> **Check your understanding**:
1. In the Jessika Roswall biography, give everything from "Personal details" down to "politician (born 1972)" again, changing "Moderate Party" to "Liberal Party".
2. Go on with the Jessika Roswall biography from the point where it stops.

European Commissioner for Environment, Water Resilience and a Competitive Circular Economy
- Incumbent
- Assumed office 1 December 2024
- Commission: Von der Leyen II
- Preceded by: Virginijus Sinkevičius

Minister for EU Affairs and Nordic Cooperation
- In office 18 October 2022 – 10 September 2024
- Monarch: Carl XVI Gustaf
- Prime Minister: Ulf Kristersson
- Preceded by: Hans Dahlgren (European Union Affairs) Anna Hallberg (Nordic Cooperation)
- Succeeded by: Jessica Rosencrantz

Member of the Riksdag
- In office 4 October 2010 – 29 August 2024
- Constituency: Uppsala County

Personal details
- Born: Jessika Elisabeth Vilhelmsson 18 December 1972 (age 53) Uppsala, Sweden
- Party: Moderate Party
- Alma mater: Uppsala University Stockholm University

= Jessika Roswall =

Swedish politician (born 1972)

Jessika Roswall (born Vilhelmsson, 18 December 1972) is a Swedish politician of the Moderate Party. She serves as European Commissioner for Environment, Water Resilience and a Competitive Circular Economy and Swedish European Commissioner since 1 December 2024.

She served as Minister for European Union Affairs and Minister for Nordic Cooperation in the cabinet of Ulf Kristersson from 2022 to 2024. She was also a member of parliament from the 2010 general election to 2024, representing Uppsala County.

==Early life and education==
Roswall is the daughter of lawyer Anders Roswall; her mother is a teacher. She graduated from high school in 1991 and studied history at Stockholm University in 1995–1997. She moved to Uppsala to study law at Uppsala University and graduated in law (LLM) in 2002.

==Career==
After graduation, Roswall started working as a paralegal at the law firm Wigert & Placht. She then became a lawyer, specializing in criminal and family law.

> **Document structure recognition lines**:
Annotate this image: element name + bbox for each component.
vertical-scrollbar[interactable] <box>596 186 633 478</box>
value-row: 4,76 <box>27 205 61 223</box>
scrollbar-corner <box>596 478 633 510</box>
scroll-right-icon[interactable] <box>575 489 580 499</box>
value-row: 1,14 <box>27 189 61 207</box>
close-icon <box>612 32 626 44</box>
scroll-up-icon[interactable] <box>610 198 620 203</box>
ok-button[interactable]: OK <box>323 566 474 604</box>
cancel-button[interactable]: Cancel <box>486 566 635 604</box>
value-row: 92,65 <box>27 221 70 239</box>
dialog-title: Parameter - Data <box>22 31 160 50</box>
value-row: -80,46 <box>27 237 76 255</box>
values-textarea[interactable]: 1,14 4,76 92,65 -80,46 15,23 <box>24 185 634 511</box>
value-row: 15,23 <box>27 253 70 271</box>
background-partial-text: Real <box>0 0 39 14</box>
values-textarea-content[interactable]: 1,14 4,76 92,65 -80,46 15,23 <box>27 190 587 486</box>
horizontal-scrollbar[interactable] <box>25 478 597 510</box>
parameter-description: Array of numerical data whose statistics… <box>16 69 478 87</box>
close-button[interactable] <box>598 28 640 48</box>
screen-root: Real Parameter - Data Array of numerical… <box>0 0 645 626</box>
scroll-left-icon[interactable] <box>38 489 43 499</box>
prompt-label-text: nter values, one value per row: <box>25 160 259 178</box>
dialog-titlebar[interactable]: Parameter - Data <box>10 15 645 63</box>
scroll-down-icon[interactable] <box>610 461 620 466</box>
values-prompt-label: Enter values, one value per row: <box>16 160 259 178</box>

> **Answers by item**:
1.
Personal details
- Born: Jessika Elisabeth Vilhelmsson 18 December 1972 (age 53) Uppsala, Sweden
- Party: Liberal Party
- Alma mater: Uppsala University Stockholm University

= Jessika Roswall =

Swedish politician (born 1972)

2.
At the same time, Roswall was a deputy in the municipal council of Enköping.

In the 2010 parliamentary election, Roswall was elected member of parliament for the Moderate Party. As a newly appointed member of parliament, she became a member of the tax committee. Since 2011, she has been a member of the Civil Affairs Committee, where she works with consumer policy issues, among other things. Since 2015, she has also been a member of the Swedish Consumer Agency's transparency council. She became her party's spokesperson on EU relations in 2019.

From 18 October 2022, Roswall served as Minister for EU Affairs and for Nordic Cooperation in the Kristersson Cabinet.

Following the 2024 European elections, the Swedish government nominated Roswall as the country's European Commissioner, on 8 August 2024, serving under President Ursula von der Leyen.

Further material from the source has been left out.